- [Aim]
Pictures do not belong in the copy, so please give every entry below again exactly.

Dataset rows

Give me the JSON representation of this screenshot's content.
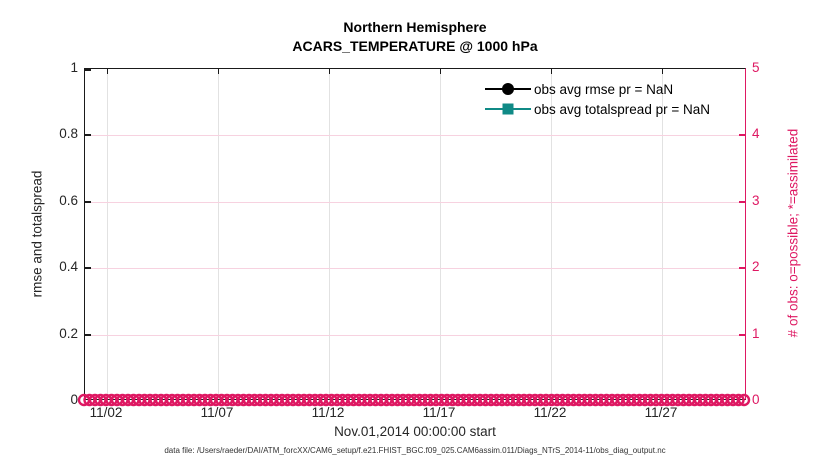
{
  "title": {
    "line1": "Northern Hemisphere",
    "line2": "ACARS_TEMPERATURE @ 1000 hPa"
  },
  "left_axis": {
    "label": "rmse and totalspread",
    "ticks": [
      "1",
      "0.8",
      "0.6",
      "0.4",
      "0.2",
      "0"
    ]
  },
  "right_axis": {
    "label": "# of obs: o=possible; *=assimilated",
    "ticks": [
      "5",
      "4",
      "3",
      "2",
      "1",
      "0"
    ]
  },
  "x_axis": {
    "ticks": [
      "11/02",
      "11/07",
      "11/12",
      "11/17",
      "11/22",
      "11/27"
    ],
    "label": "Nov.01,2014 00:00:00 start"
  },
  "legend": [
    {
      "label": "obs avg rmse pr = NaN",
      "color": "#000000",
      "marker": "circle"
    },
    {
      "label": "obs avg totalspread pr = NaN",
      "color": "#108a86",
      "marker": "square"
    }
  ],
  "footer": "data file: /Users/raeder/DAI/ATM_forcXX/CAM6_setup/f.e21.FHIST_BGC.f09_025.CAM6assim.011/Diags_NTrS_2014-11/obs_diag_output.nc",
  "colors": {
    "obs_pink": "#de1862",
    "totalspread_teal": "#108a86",
    "rmse_black": "#000000",
    "vgrid_gray": "#e2e2e2",
    "hgrid_pink": "#f7d2e0"
  },
  "chart_data": {
    "type": "line",
    "title": "Northern Hemisphere — ACARS_TEMPERATURE @ 1000 hPa",
    "xlabel": "Nov.01,2014 00:00:00 start",
    "x_ticks": [
      "11/02",
      "11/07",
      "11/12",
      "11/17",
      "11/22",
      "11/27"
    ],
    "x_range_days": [
      "Nov 01 2014",
      "Dec 01 2014"
    ],
    "left_ylabel": "rmse and totalspread",
    "left_ylim": [
      0,
      1
    ],
    "left_yticks": [
      0,
      0.2,
      0.4,
      0.6,
      0.8,
      1
    ],
    "right_ylabel": "# of obs: o=possible; *=assimilated",
    "right_ylim": [
      0,
      5
    ],
    "right_yticks": [
      0,
      1,
      2,
      3,
      4,
      5
    ],
    "grid": true,
    "legend_position": "upper right inside, no box",
    "series": [
      {
        "name": "obs avg rmse pr = NaN",
        "axis": "left",
        "marker": "filled circle",
        "color": "#000000",
        "values": "NaN — no line drawn"
      },
      {
        "name": "obs avg totalspread pr = NaN",
        "axis": "left",
        "marker": "filled square",
        "color": "#108a86",
        "values": "NaN — no line drawn"
      },
      {
        "name": "# of obs possible (o markers)",
        "axis": "right",
        "marker": "open circle",
        "color": "#de1862",
        "value_constant": 0,
        "note": "dense band of overlapping o markers at y=0 spanning entire x-axis"
      }
    ]
  }
}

- [The answer]
Give me the JSON representation of this screenshot's content.
{
  "title": {
    "line1": "Northern Hemisphere",
    "line2": "ACARS_TEMPERATURE @ 1000 hPa"
  },
  "left_axis": {
    "label": "rmse and totalspread",
    "ticks": [
      "1",
      "0.8",
      "0.6",
      "0.4",
      "0.2",
      "0"
    ]
  },
  "right_axis": {
    "label": "# of obs: o=possible; *=assimilated",
    "ticks": [
      "5",
      "4",
      "3",
      "2",
      "1",
      "0"
    ]
  },
  "x_axis": {
    "ticks": [
      "11/02",
      "11/07",
      "11/12",
      "11/17",
      "11/22",
      "11/27"
    ],
    "label": "Nov.01,2014 00:00:00 start"
  },
  "legend": [
    {
      "label": "obs avg rmse pr = NaN",
      "color": "#000000",
      "marker": "circle"
    },
    {
      "label": "obs avg totalspread pr = NaN",
      "color": "#108a86",
      "marker": "square"
    }
  ],
  "footer": "data file: /Users/raeder/DAI/ATM_forcXX/CAM6_setup/f.e21.FHIST_BGC.f09_025.CAM6assim.011/Diags_NTrS_2014-11/obs_diag_output.nc",
  "colors": {
    "obs_pink": "#de1862",
    "totalspread_teal": "#108a86",
    "rmse_black": "#000000",
    "vgrid_gray": "#e2e2e2",
    "hgrid_pink": "#f7d2e0"
  },
  "chart_data": {
    "type": "line",
    "title": "Northern Hemisphere — ACARS_TEMPERATURE @ 1000 hPa",
    "xlabel": "Nov.01,2014 00:00:00 start",
    "x_ticks": [
      "11/02",
      "11/07",
      "11/12",
      "11/17",
      "11/22",
      "11/27"
    ],
    "x_range_days": [
      "Nov 01 2014",
      "Dec 01 2014"
    ],
    "left_ylabel": "rmse and totalspread",
    "left_ylim": [
      0,
      1
    ],
    "left_yticks": [
      0,
      0.2,
      0.4,
      0.6,
      0.8,
      1
    ],
    "right_ylabel": "# of obs: o=possible; *=assimilated",
    "right_ylim": [
      0,
      5
    ],
    "right_yticks": [
      0,
      1,
      2,
      3,
      4,
      5
    ],
    "grid": true,
    "legend_position": "upper right inside, no box",
    "series": [
      {
        "name": "obs avg rmse pr = NaN",
        "axis": "left",
        "marker": "filled circle",
        "color": "#000000",
        "values": "NaN — no line drawn"
      },
      {
        "name": "obs avg totalspread pr = NaN",
        "axis": "left",
        "marker": "filled square",
        "color": "#108a86",
        "values": "NaN — no line drawn"
      },
      {
        "name": "# of obs possible (o markers)",
        "axis": "right",
        "marker": "open circle",
        "color": "#de1862",
        "value_constant": 0,
        "note": "dense band of overlapping o markers at y=0 spanning entire x-axis"
      }
    ]
  }
}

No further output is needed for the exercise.